> _Material for this task_:
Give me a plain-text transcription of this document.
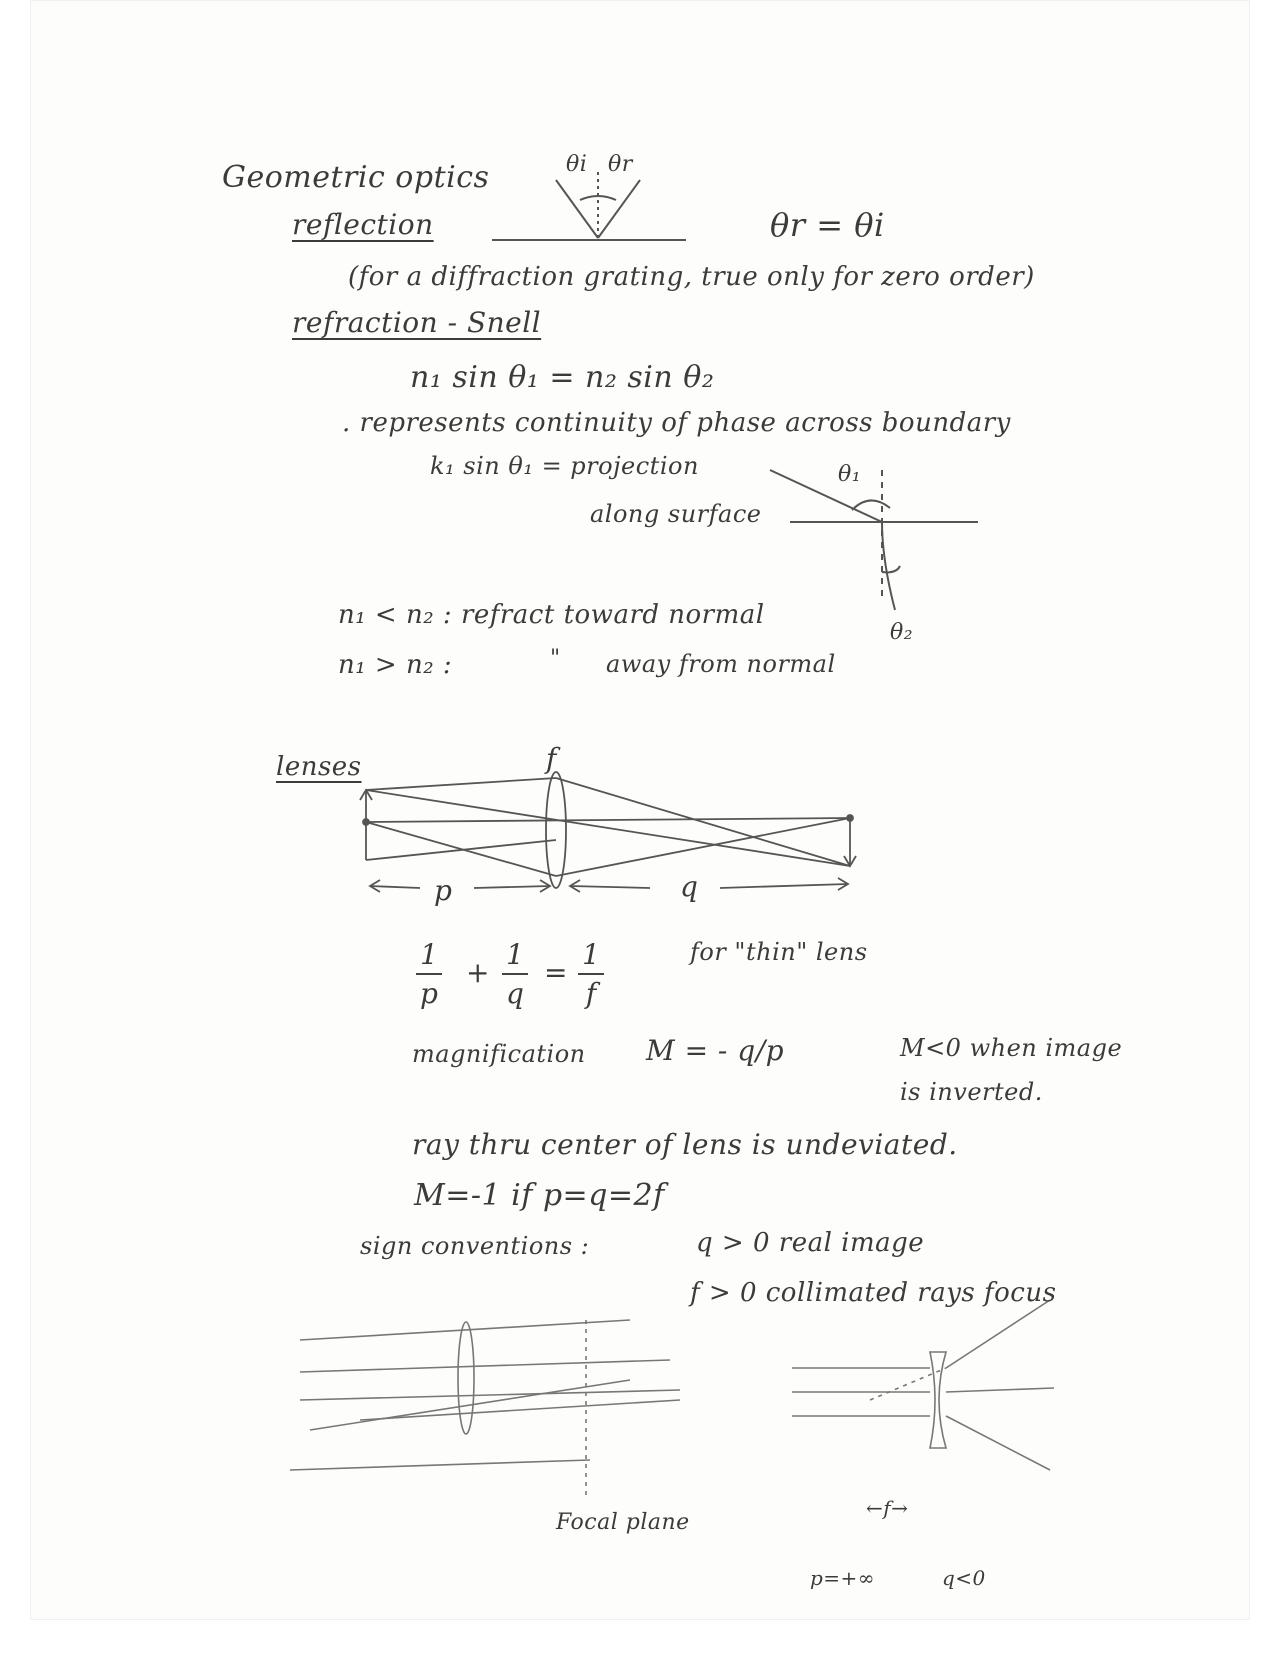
Geometric optics
reflection
θi θr
θr = θi
(for a diffraction grating, true only for zero order)
refraction - Snell
n₁ sin θ₁ = n₂ sin θ₂
. represents continuity of phase across boundary
k₁ sin θ₁ = projection
along surface
θ₁
θ₂
n₁ < n₂ : refract toward normal
n₁ > n₂ :	" away from normal
lenses	f
p	q
1
p
+
1
q
=
1
f
for "thin" lens
magnification M = - q/p	M<0 when image
is inverted.
ray thru center of lens is undeviated.
M=-1 if p=q=2f
sign conventions :	q > 0 real image
f > 0 collimated rays focus
Focal plane
←f→
p=+∞	q<0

> _Task prompt_:
Copy the material shown above in full and exactly. Skip the pictures.

> _Right answer_:
Give me a plain-text transcription of this document.
Geometric optics
reflection
θi θr
θr = θi
(for a diffraction grating, true only for zero order)
refraction - Snell
n₁ sin θ₁ = n₂ sin θ₂
. represents continuity of phase across boundary
k₁ sin θ₁ = projection
along surface
θ₁
θ₂
n₁ < n₂ : refract toward normal
n₁ > n₂ :	" away from normal
lenses	f
p	q
1
p
+
1
q
=
1
f
for "thin" lens
magnification M = - q/p	M<0 when image
is inverted.
ray thru center of lens is undeviated.
M=-1 if p=q=2f
sign conventions :	q > 0 real image
f > 0 collimated rays focus
Focal plane
←f→
p=+∞	q<0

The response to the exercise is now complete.